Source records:
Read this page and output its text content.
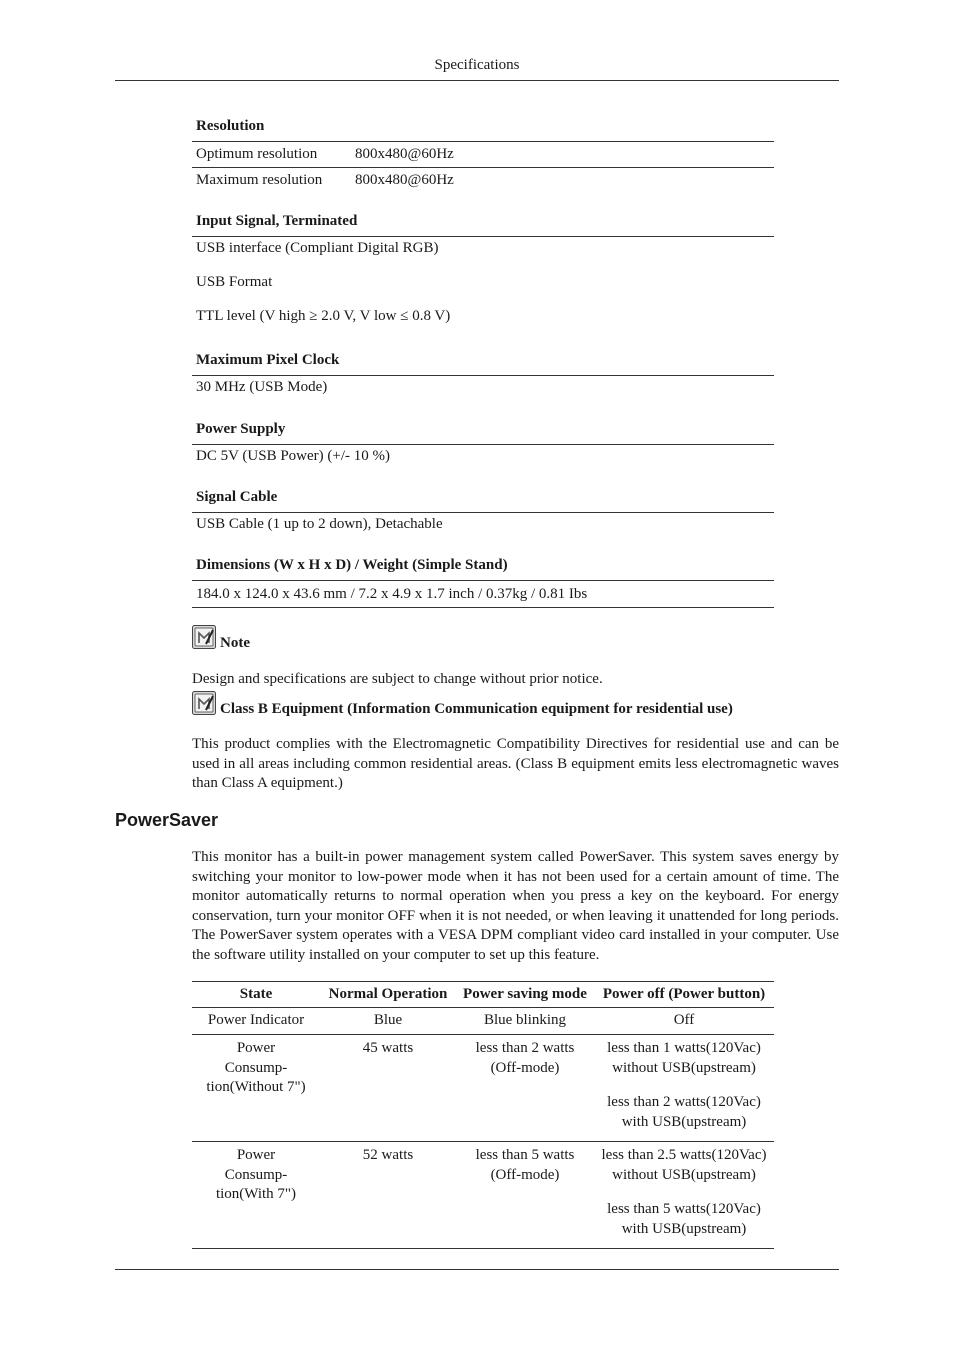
Specifications
Resolution
Optimum resolution	800x480@60Hz
Maximum resolution	800x480@60Hz
Input Signal, Terminated
USB interface (Compliant Digital RGB)
USB Format
TTL level (V high ≥ 2.0 V, V low ≤ 0.8 V)
Maximum Pixel Clock
30 MHz (USB Mode)
Power Supply
DC 5V (USB Power) (+/- 10 %)
Signal Cable
USB Cable (1 up to 2 down), Detachable
Dimensions (W x H x D) / Weight (Simple Stand)
184.0 x 124.0 x 43.6 mm / 7.2 x 4.9 x 1.7 inch / 0.37kg / 0.81 Ibs
Note
Design and specifications are subject to change without prior notice.
Class B Equipment (Information Communication equipment for residential use)
This product complies with the Electromagnetic Compatibility Directives for residential use and can be used in all areas including common residential areas. (Class B equipment emits less electromagnetic waves than Class A equipment.)
PowerSaver
This monitor has a built-in power management system called PowerSaver. This system saves energy by switching your monitor to low-power mode when it has not been used for a certain amount of time. The monitor automatically returns to normal operation when you press a key on the keyboard. For energy conservation, turn your monitor OFF when it is not needed, or when leaving it unattended for long periods. The PowerSaver system operates with a VESA DPM compliant video card installed in your computer. Use the software utility installed on your computer to set up this feature.
State	Normal Operation	Power saving mode	Power off (Power button)
Power Indicator	Blue	Blue blinking	Off
Power Consump- tion(Without 7")	45 watts	less than 2 watts (Off-mode)	less than 1 watts(120Vac) without USB(upstream)
less than 2 watts(120Vac) with USB(upstream)

Power Consump- tion(With 7")	52 watts	less than 5 watts (Off-mode)	less than 2.5 watts(120Vac) without USB(upstream)
less than 5 watts(120Vac) with USB(upstream)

SHORT TASK: Skip every picture and transcribe the data above exactly.

FINISHED ANSWER:
Read this page and output its text content.
Specifications
Resolution
Optimum resolution	800x480@60Hz
Maximum resolution	800x480@60Hz
Input Signal, Terminated
USB interface (Compliant Digital RGB)
USB Format
TTL level (V high ≥ 2.0 V, V low ≤ 0.8 V)
Maximum Pixel Clock
30 MHz (USB Mode)
Power Supply
DC 5V (USB Power) (+/- 10 %)
Signal Cable
USB Cable (1 up to 2 down), Detachable
Dimensions (W x H x D) / Weight (Simple Stand)
184.0 x 124.0 x 43.6 mm / 7.2 x 4.9 x 1.7 inch / 0.37kg / 0.81 Ibs
Note
Design and specifications are subject to change without prior notice.
Class B Equipment (Information Communication equipment for residential use)
This product complies with the Electromagnetic Compatibility Directives for residential use and can be used in all areas including common residential areas. (Class B equipment emits less electromagnetic waves than Class A equipment.)
PowerSaver
This monitor has a built-in power management system called PowerSaver. This system saves energy by switching your monitor to low-power mode when it has not been used for a certain amount of time. The monitor automatically returns to normal operation when you press a key on the keyboard. For energy conservation, turn your monitor OFF when it is not needed, or when leaving it unattended for long periods. The PowerSaver system operates with a VESA DPM compliant video card installed in your computer. Use the software utility installed on your computer to set up this feature.
State	Normal Operation	Power saving mode	Power off (Power button)
Power Indicator	Blue	Blue blinking	Off
Power Consump- tion(Without 7")	45 watts	less than 2 watts (Off-mode)	less than 1 watts(120Vac) without USB(upstream)
less than 2 watts(120Vac) with USB(upstream)

Power Consump- tion(With 7")	52 watts	less than 5 watts (Off-mode)	less than 2.5 watts(120Vac) without USB(upstream)
less than 5 watts(120Vac) with USB(upstream)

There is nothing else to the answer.